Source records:
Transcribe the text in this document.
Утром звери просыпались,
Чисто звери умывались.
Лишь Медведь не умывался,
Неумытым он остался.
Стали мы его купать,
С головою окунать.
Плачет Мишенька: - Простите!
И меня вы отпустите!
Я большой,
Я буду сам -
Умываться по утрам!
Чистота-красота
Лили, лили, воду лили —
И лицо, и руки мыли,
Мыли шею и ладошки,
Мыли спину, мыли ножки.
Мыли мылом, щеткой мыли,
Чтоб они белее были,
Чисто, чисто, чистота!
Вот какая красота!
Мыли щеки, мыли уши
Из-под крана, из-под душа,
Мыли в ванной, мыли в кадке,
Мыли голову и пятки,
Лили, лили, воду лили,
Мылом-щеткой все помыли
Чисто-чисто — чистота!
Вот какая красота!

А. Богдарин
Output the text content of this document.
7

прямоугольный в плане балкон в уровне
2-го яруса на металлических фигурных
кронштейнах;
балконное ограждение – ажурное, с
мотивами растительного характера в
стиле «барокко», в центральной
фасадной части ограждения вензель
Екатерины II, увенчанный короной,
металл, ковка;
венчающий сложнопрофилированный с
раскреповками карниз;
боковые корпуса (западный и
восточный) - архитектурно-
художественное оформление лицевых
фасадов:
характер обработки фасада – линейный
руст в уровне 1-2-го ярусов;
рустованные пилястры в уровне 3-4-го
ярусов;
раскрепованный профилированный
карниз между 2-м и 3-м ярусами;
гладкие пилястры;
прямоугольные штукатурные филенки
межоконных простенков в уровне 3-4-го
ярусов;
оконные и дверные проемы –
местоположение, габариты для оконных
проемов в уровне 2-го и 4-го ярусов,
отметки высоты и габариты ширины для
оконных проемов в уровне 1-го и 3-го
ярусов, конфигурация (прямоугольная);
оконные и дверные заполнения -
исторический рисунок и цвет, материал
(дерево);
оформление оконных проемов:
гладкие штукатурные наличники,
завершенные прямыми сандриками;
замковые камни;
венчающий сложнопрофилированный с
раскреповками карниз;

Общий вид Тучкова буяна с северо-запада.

* Task to carry out
Look through the data above. Find each line with the string "пилястры" and copy it.

* Response
рустованные пилястры в уровне 3-4-го
гладкие пилястры;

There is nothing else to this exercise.